Go through the listing and return every line with "Velocity" in it.

- - -

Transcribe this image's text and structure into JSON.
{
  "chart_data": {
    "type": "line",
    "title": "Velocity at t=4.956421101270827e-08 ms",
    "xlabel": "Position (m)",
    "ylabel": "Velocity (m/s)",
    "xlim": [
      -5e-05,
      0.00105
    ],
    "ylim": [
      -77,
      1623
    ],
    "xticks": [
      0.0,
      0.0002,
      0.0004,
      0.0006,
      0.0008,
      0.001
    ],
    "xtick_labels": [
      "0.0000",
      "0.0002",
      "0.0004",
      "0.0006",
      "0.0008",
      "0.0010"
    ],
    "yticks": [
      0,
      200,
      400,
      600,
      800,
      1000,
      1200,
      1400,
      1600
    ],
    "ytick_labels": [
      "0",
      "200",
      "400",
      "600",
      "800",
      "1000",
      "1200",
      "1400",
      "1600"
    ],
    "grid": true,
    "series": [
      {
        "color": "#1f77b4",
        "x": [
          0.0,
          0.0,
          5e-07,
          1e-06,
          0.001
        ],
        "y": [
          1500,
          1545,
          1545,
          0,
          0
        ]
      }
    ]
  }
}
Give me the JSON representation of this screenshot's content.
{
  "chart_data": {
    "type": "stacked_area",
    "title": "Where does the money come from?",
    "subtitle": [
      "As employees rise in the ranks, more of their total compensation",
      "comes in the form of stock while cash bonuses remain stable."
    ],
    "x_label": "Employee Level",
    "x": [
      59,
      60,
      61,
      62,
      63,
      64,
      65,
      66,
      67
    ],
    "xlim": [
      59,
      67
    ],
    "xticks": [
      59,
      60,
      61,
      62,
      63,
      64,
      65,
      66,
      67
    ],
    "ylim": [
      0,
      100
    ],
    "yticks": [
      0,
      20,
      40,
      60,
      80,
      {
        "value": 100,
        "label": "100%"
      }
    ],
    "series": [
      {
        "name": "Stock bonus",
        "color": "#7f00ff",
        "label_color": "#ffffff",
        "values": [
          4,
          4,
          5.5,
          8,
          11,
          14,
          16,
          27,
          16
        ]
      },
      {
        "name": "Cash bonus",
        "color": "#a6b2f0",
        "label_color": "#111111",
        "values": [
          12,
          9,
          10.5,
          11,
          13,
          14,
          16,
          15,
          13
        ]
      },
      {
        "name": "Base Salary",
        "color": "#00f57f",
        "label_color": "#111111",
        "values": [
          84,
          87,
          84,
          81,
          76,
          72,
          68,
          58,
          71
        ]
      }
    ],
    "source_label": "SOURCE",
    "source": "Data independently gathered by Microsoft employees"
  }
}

- - -

** Full response **
    "title": "Velocity at t=4.956421101270827e-08 ms",
    "ylabel": "Velocity (m/s)",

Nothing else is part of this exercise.